From the entries below, copy every line holding the word "travaux".

Dataset records
>>>>>

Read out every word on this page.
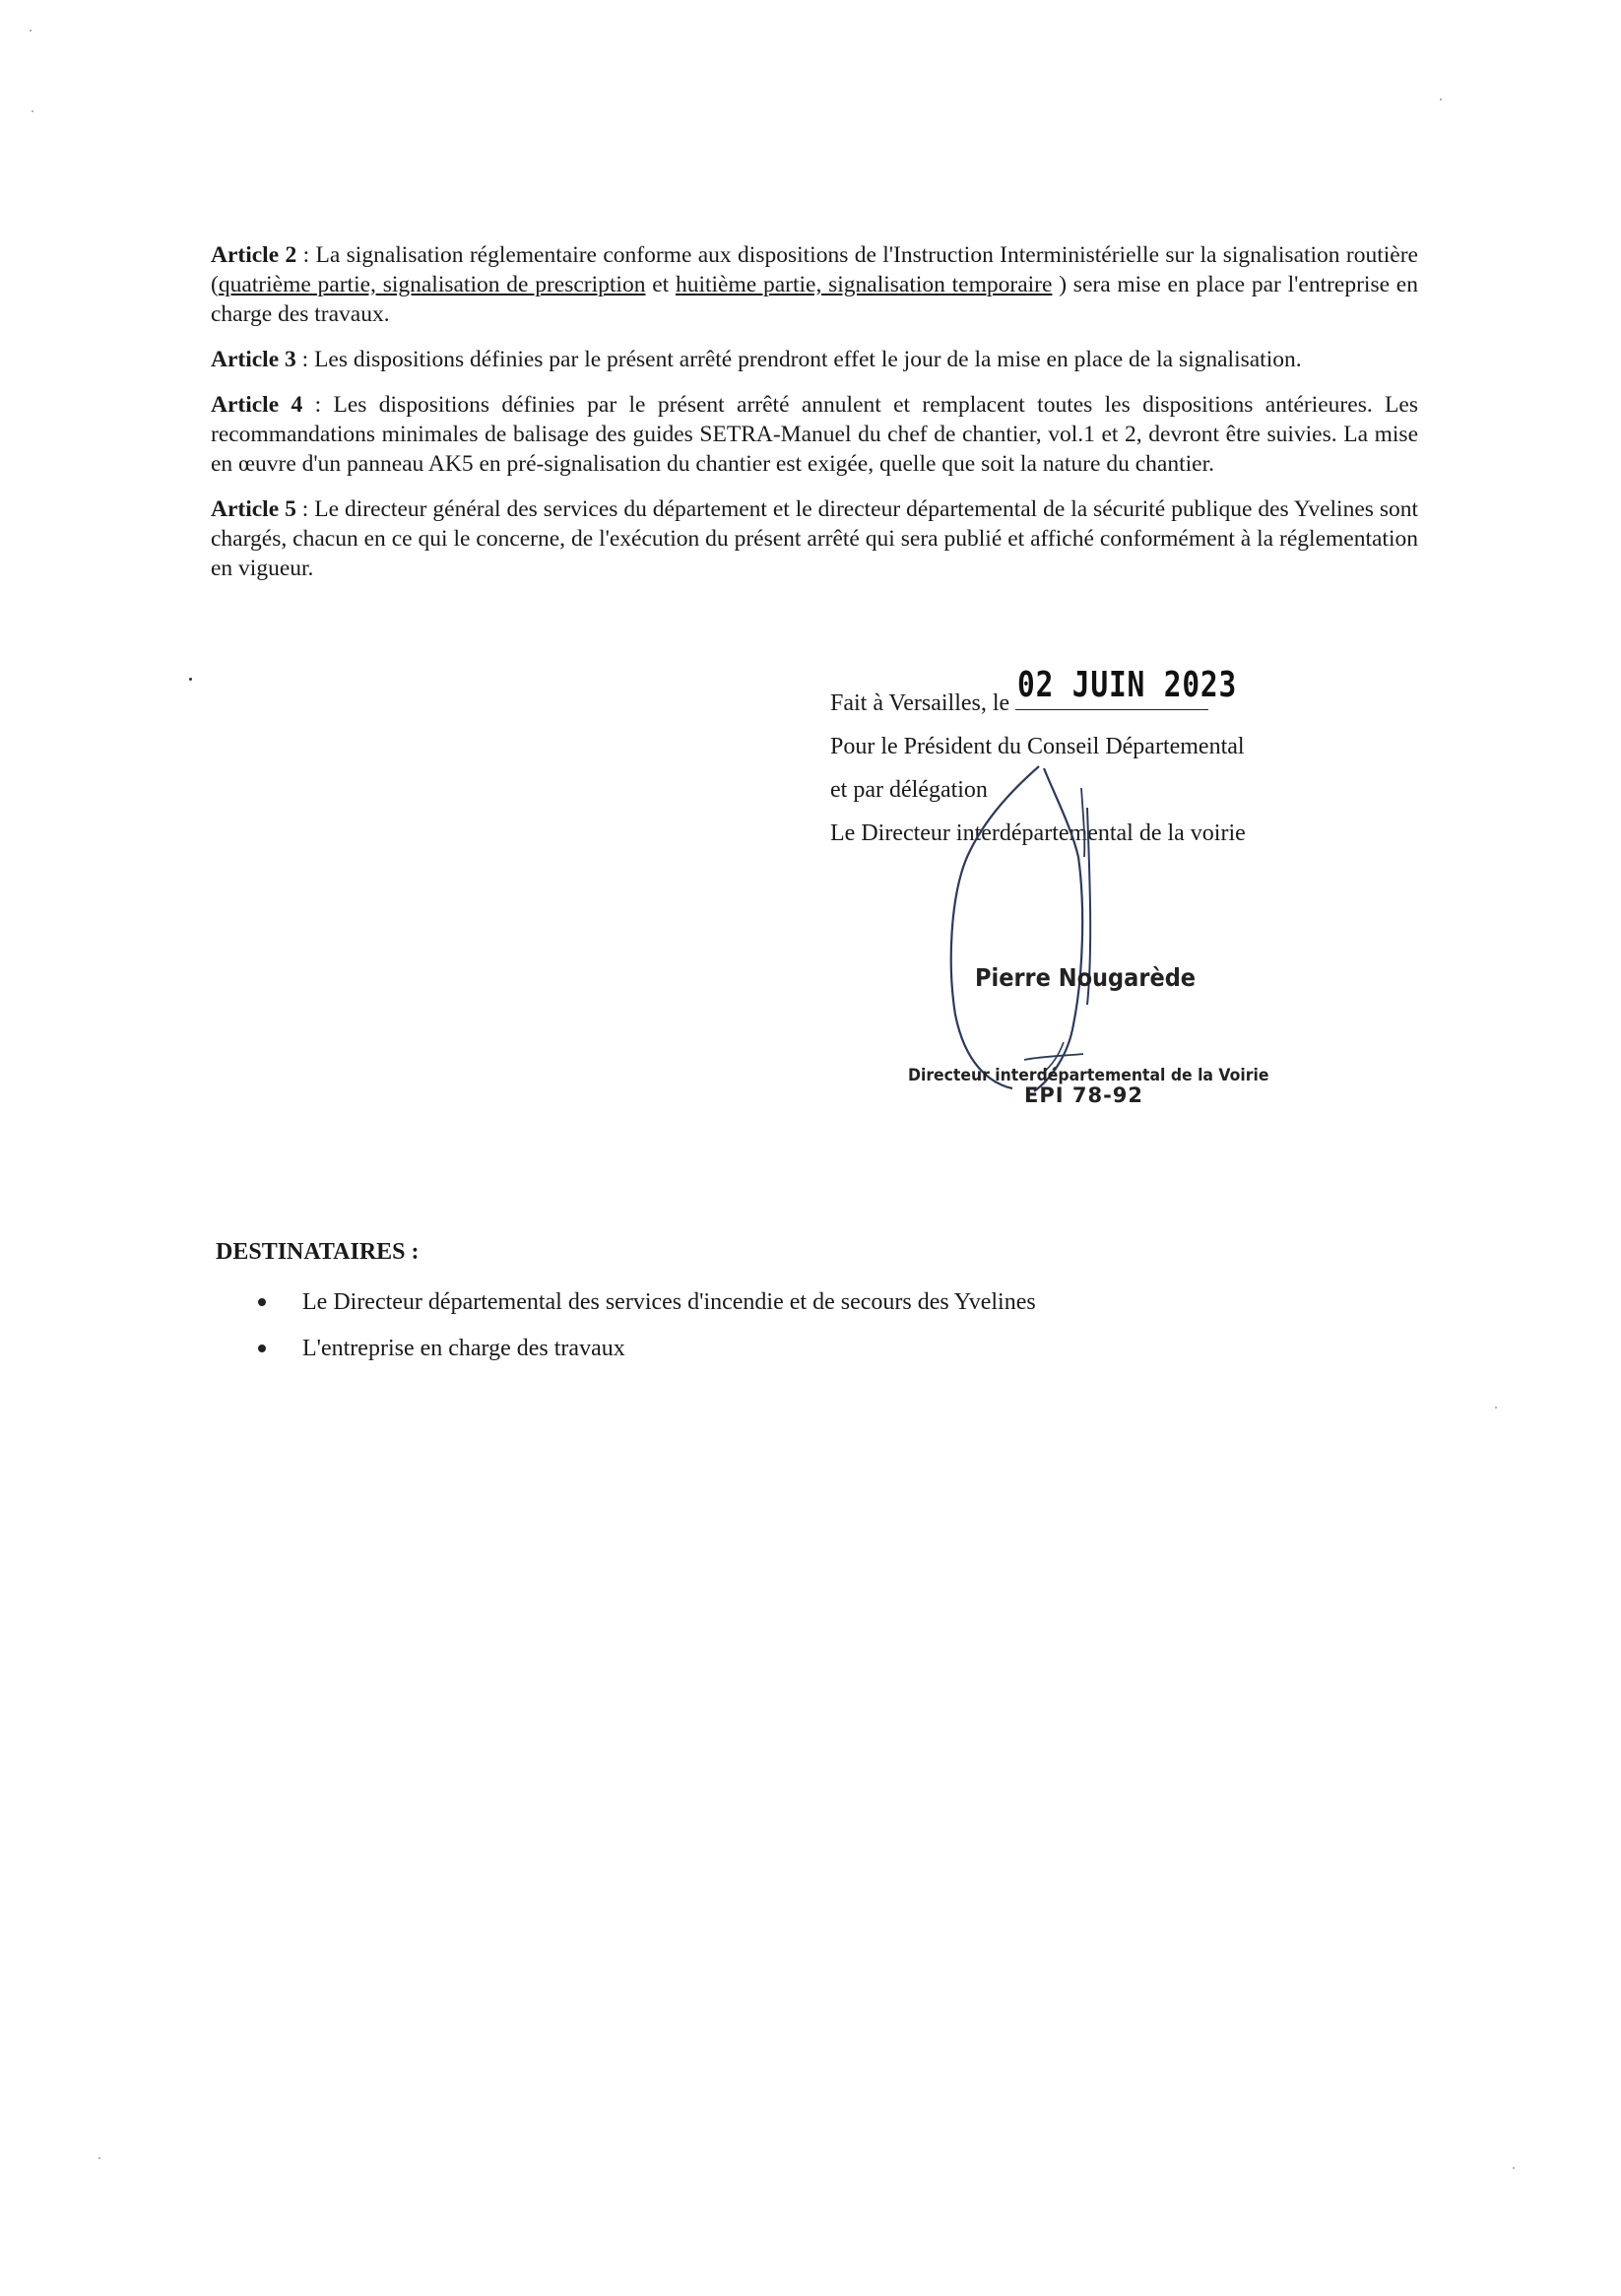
Article 2 : La signalisation réglementaire conforme aux dispositions de l'Instruction Interministérielle sur la signalisation routière (quatrième partie, signalisation de prescription et huitième partie, signalisation temporaire ) sera mise en place par l'entreprise en charge des travaux.

Article 3 : Les dispositions définies par le présent arrêté prendront effet le jour de la mise en place de la signalisation.

Article 4 : Les dispositions définies par le présent arrêté annulent et remplacent toutes les dispositions antérieures. Les recommandations minimales de balisage des guides SETRA-Manuel du chef de chantier, vol.1 et 2, devront être suivies. La mise en œuvre d'un panneau AK5 en pré-signalisation du chantier est exigée, quelle que soit la nature du chantier.

Article 5 : Le directeur général des services du département et le directeur départemental de la sécurité publique des Yvelines sont chargés, chacun en ce qui le concerne, de l'exécution du présent arrêté qui sera publié et affiché conformément à la réglementation en vigueur.

Fait à Versailles, le 02 JUIN 2023
Pour le Président du Conseil Départemental
et par délégation
Le Directeur interdépartemental de la voirie
Pierre Nougarède
Directeur interdépartemental de la Voirie
EPI 78-92
DESTINATAIRES :
Le Directeur départemental des services d'incendie et de secours des Yvelines
L'entreprise en charge des travaux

<<<<<

Complete output
Article 2 : La signalisation réglementaire conforme aux dispositions de l'Instruction Interministérielle sur la signalisation routière (quatrième partie, signalisation de prescription et huitième partie, signalisation temporaire ) sera mise en place par l'entreprise en charge des travaux.
L'entreprise en charge des travaux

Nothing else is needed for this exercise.